Dataset items
━━━━━━━━━━━━━━━━━━━━

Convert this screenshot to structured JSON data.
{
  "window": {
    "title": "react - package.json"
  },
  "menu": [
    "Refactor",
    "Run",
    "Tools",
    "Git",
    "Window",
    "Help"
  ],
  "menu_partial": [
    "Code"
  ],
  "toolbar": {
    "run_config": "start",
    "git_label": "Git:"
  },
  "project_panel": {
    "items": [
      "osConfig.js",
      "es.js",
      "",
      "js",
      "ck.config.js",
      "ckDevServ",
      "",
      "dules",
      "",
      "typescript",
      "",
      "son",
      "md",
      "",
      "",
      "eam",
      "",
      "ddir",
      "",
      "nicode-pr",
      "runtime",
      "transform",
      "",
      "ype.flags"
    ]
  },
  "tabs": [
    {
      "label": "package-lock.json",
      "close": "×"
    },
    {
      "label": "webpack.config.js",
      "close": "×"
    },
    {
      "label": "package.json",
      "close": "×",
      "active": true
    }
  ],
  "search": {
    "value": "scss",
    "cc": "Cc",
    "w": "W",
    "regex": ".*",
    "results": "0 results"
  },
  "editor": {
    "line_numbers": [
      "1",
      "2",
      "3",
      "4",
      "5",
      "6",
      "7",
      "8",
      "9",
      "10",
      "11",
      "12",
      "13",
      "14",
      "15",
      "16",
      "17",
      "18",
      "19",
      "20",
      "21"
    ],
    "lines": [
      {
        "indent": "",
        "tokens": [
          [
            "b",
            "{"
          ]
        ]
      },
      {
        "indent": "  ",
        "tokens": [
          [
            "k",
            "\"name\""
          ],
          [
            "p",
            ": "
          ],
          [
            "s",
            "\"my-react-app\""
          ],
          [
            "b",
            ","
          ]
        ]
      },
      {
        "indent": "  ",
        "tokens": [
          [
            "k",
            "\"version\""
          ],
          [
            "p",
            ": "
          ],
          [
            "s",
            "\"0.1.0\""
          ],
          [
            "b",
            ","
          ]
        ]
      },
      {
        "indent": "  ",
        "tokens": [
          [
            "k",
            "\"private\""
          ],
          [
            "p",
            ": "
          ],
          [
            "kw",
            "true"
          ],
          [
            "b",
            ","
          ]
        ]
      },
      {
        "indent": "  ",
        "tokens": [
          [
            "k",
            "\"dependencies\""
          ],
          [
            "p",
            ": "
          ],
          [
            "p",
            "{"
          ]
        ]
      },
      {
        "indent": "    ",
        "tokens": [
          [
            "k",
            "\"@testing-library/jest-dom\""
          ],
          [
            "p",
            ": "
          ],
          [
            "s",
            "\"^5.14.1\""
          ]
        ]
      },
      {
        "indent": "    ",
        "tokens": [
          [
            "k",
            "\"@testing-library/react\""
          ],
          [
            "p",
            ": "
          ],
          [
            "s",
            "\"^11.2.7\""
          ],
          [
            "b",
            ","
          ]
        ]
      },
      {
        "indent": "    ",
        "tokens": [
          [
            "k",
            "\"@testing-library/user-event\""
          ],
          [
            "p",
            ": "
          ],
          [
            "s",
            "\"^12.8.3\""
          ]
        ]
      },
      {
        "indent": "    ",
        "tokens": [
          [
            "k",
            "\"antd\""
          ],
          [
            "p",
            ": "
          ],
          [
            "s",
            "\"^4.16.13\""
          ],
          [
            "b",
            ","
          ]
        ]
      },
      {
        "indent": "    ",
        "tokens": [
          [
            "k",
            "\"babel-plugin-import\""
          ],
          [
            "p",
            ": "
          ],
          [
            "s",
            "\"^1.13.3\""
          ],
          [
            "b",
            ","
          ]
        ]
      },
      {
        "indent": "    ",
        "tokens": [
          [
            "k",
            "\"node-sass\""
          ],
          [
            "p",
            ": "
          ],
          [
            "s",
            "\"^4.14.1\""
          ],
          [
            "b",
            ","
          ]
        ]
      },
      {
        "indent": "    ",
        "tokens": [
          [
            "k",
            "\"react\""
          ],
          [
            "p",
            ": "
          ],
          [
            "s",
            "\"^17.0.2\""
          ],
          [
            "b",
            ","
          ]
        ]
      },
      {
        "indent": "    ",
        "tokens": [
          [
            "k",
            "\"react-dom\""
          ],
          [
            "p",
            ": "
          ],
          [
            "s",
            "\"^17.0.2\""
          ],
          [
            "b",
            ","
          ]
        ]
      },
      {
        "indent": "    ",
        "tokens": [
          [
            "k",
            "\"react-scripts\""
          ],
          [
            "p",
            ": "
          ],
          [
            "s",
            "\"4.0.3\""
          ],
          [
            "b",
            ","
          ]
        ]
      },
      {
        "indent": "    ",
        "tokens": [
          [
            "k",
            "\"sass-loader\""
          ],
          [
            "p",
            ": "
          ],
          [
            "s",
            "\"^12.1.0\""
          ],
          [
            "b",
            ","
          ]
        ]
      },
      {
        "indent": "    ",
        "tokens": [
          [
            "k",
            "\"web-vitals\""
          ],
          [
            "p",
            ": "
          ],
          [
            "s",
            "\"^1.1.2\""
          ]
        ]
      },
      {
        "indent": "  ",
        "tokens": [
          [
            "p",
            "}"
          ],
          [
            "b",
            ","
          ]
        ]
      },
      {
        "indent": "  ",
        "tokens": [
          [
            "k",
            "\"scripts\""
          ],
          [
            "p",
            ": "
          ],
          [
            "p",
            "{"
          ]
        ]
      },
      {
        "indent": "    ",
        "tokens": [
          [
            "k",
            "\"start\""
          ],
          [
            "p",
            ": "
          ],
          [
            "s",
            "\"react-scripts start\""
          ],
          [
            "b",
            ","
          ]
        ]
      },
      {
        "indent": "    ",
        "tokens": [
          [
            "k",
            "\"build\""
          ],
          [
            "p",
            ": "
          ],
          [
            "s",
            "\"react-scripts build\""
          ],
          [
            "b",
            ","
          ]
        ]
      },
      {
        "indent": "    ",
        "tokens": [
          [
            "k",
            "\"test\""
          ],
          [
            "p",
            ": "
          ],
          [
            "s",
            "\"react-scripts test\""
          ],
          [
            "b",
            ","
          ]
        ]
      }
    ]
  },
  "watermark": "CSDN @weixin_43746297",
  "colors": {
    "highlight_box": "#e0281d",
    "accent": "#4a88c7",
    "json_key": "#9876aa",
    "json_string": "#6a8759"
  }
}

━━━━━━━━━━━━━━━━━━━━

Copy all the lines above that hold the string "start".

> **Correct answer**
    "run_config": "start",
            "\"start\""
            "\"react-scripts start\""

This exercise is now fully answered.